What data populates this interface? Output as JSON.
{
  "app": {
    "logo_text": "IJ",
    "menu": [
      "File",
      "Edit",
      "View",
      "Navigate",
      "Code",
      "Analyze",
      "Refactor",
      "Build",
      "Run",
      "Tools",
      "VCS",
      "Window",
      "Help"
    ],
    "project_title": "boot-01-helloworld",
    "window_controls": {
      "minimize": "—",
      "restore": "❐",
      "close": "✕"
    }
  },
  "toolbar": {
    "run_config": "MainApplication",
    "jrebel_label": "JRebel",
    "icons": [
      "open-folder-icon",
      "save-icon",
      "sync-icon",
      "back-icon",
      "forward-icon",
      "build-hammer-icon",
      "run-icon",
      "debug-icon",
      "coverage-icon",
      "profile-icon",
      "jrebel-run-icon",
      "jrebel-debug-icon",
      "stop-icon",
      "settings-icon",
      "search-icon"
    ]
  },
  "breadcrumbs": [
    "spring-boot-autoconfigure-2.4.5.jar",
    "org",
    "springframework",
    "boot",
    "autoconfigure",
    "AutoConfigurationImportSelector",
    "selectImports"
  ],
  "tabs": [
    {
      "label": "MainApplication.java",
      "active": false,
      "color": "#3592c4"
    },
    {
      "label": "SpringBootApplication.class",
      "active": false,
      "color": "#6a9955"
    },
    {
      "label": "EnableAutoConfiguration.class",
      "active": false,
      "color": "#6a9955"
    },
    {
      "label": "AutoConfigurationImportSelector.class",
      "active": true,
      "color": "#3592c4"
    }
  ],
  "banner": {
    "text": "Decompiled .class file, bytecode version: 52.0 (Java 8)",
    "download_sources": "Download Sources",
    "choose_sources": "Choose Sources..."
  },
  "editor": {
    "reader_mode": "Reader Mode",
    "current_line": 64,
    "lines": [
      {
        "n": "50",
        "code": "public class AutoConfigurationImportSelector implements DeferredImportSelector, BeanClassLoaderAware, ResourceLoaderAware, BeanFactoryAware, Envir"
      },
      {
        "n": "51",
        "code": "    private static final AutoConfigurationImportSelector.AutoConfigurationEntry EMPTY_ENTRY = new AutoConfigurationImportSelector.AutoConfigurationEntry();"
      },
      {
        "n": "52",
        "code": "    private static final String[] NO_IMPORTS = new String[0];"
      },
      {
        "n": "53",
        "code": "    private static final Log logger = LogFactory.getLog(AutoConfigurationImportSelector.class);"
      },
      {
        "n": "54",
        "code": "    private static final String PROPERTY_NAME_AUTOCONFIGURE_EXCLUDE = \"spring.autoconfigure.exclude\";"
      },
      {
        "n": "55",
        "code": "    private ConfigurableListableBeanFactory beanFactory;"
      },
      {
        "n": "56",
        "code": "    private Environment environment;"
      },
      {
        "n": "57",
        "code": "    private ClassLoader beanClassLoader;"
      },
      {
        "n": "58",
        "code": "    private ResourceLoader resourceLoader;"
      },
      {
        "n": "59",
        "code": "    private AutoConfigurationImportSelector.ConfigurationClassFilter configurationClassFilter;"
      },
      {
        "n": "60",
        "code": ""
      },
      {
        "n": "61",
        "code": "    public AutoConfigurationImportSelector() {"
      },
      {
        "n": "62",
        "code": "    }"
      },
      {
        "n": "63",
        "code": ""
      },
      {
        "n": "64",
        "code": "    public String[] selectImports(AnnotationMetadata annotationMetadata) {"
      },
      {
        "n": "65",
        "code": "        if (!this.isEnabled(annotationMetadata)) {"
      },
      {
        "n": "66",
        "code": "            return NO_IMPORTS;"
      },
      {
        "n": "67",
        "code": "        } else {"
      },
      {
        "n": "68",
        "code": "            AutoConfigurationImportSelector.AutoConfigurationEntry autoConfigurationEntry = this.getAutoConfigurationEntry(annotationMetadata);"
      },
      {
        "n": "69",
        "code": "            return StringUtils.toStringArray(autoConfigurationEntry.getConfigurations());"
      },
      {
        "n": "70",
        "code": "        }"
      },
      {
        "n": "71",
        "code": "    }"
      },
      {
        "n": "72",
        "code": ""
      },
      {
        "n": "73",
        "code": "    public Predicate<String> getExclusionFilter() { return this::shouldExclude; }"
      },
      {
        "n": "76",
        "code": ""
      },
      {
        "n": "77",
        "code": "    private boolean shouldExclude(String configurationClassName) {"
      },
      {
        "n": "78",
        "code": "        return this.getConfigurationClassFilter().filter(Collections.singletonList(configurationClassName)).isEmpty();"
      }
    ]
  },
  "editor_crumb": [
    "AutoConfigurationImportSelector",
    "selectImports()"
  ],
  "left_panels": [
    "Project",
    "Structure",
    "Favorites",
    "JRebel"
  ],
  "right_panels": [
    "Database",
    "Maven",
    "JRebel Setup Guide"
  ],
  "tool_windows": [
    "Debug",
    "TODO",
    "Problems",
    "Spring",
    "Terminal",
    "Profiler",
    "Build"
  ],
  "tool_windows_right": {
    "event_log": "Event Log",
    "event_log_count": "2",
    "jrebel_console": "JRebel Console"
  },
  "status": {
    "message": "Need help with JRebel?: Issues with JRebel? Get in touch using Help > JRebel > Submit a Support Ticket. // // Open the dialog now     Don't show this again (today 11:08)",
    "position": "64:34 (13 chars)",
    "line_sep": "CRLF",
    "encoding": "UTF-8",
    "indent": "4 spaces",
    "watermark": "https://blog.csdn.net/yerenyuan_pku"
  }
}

• • • •

_WHAT IS EXPECTED_. Nothing should be left out: repeat all of the data exactly.

_SOLUTION FOR THIS EXERCISE_.
What data populates this interface? Output as JSON.
{
  "app": {
    "logo_text": "IJ",
    "menu": [
      "File",
      "Edit",
      "View",
      "Navigate",
      "Code",
      "Analyze",
      "Refactor",
      "Build",
      "Run",
      "Tools",
      "VCS",
      "Window",
      "Help"
    ],
    "project_title": "boot-01-helloworld",
    "window_controls": {
      "minimize": "—",
      "restore": "❐",
      "close": "✕"
    }
  },
  "toolbar": {
    "run_config": "MainApplication",
    "jrebel_label": "JRebel",
    "icons": [
      "open-folder-icon",
      "save-icon",
      "sync-icon",
      "back-icon",
      "forward-icon",
      "build-hammer-icon",
      "run-icon",
      "debug-icon",
      "coverage-icon",
      "profile-icon",
      "jrebel-run-icon",
      "jrebel-debug-icon",
      "stop-icon",
      "settings-icon",
      "search-icon"
    ]
  },
  "breadcrumbs": [
    "spring-boot-autoconfigure-2.4.5.jar",
    "org",
    "springframework",
    "boot",
    "autoconfigure",
    "AutoConfigurationImportSelector",
    "selectImports"
  ],
  "tabs": [
    {
      "label": "MainApplication.java",
      "active": false,
      "color": "#3592c4"
    },
    {
      "label": "SpringBootApplication.class",
      "active": false,
      "color": "#6a9955"
    },
    {
      "label": "EnableAutoConfiguration.class",
      "active": false,
      "color": "#6a9955"
    },
    {
      "label": "AutoConfigurationImportSelector.class",
      "active": true,
      "color": "#3592c4"
    }
  ],
  "banner": {
    "text": "Decompiled .class file, bytecode version: 52.0 (Java 8)",
    "download_sources": "Download Sources",
    "choose_sources": "Choose Sources..."
  },
  "editor": {
    "reader_mode": "Reader Mode",
    "current_line": 64,
    "lines": [
      {
        "n": "50",
        "code": "public class AutoConfigurationImportSelector implements DeferredImportSelector, BeanClassLoaderAware, ResourceLoaderAware, BeanFactoryAware, Envir"
      },
      {
        "n": "51",
        "code": "    private static final AutoConfigurationImportSelector.AutoConfigurationEntry EMPTY_ENTRY = new AutoConfigurationImportSelector.AutoConfigurationEntry();"
      },
      {
        "n": "52",
        "code": "    private static final String[] NO_IMPORTS = new String[0];"
      },
      {
        "n": "53",
        "code": "    private static final Log logger = LogFactory.getLog(AutoConfigurationImportSelector.class);"
      },
      {
        "n": "54",
        "code": "    private static final String PROPERTY_NAME_AUTOCONFIGURE_EXCLUDE = \"spring.autoconfigure.exclude\";"
      },
      {
        "n": "55",
        "code": "    private ConfigurableListableBeanFactory beanFactory;"
      },
      {
        "n": "56",
        "code": "    private Environment environment;"
      },
      {
        "n": "57",
        "code": "    private ClassLoader beanClassLoader;"
      },
      {
        "n": "58",
        "code": "    private ResourceLoader resourceLoader;"
      },
      {
        "n": "59",
        "code": "    private AutoConfigurationImportSelector.ConfigurationClassFilter configurationClassFilter;"
      },
      {
        "n": "60",
        "code": ""
      },
      {
        "n": "61",
        "code": "    public AutoConfigurationImportSelector() {"
      },
      {
        "n": "62",
        "code": "    }"
      },
      {
        "n": "63",
        "code": ""
      },
      {
        "n": "64",
        "code": "    public String[] selectImports(AnnotationMetadata annotationMetadata) {"
      },
      {
        "n": "65",
        "code": "        if (!this.isEnabled(annotationMetadata)) {"
      },
      {
        "n": "66",
        "code": "            return NO_IMPORTS;"
      },
      {
        "n": "67",
        "code": "        } else {"
      },
      {
        "n": "68",
        "code": "            AutoConfigurationImportSelector.AutoConfigurationEntry autoConfigurationEntry = this.getAutoConfigurationEntry(annotationMetadata);"
      },
      {
        "n": "69",
        "code": "            return StringUtils.toStringArray(autoConfigurationEntry.getConfigurations());"
      },
      {
        "n": "70",
        "code": "        }"
      },
      {
        "n": "71",
        "code": "    }"
      },
      {
        "n": "72",
        "code": ""
      },
      {
        "n": "73",
        "code": "    public Predicate<String> getExclusionFilter() { return this::shouldExclude; }"
      },
      {
        "n": "76",
        "code": ""
      },
      {
        "n": "77",
        "code": "    private boolean shouldExclude(String configurationClassName) {"
      },
      {
        "n": "78",
        "code": "        return this.getConfigurationClassFilter().filter(Collections.singletonList(configurationClassName)).isEmpty();"
      }
    ]
  },
  "editor_crumb": [
    "AutoConfigurationImportSelector",
    "selectImports()"
  ],
  "left_panels": [
    "Project",
    "Structure",
    "Favorites",
    "JRebel"
  ],
  "right_panels": [
    "Database",
    "Maven",
    "JRebel Setup Guide"
  ],
  "tool_windows": [
    "Debug",
    "TODO",
    "Problems",
    "Spring",
    "Terminal",
    "Profiler",
    "Build"
  ],
  "tool_windows_right": {
    "event_log": "Event Log",
    "event_log_count": "2",
    "jrebel_console": "JRebel Console"
  },
  "status": {
    "message": "Need help with JRebel?: Issues with JRebel? Get in touch using Help > JRebel > Submit a Support Ticket. // // Open the dialog now     Don't show this again (today 11:08)",
    "position": "64:34 (13 chars)",
    "line_sep": "CRLF",
    "encoding": "UTF-8",
    "indent": "4 spaces",
    "watermark": "https://blog.csdn.net/yerenyuan_pku"
  }
}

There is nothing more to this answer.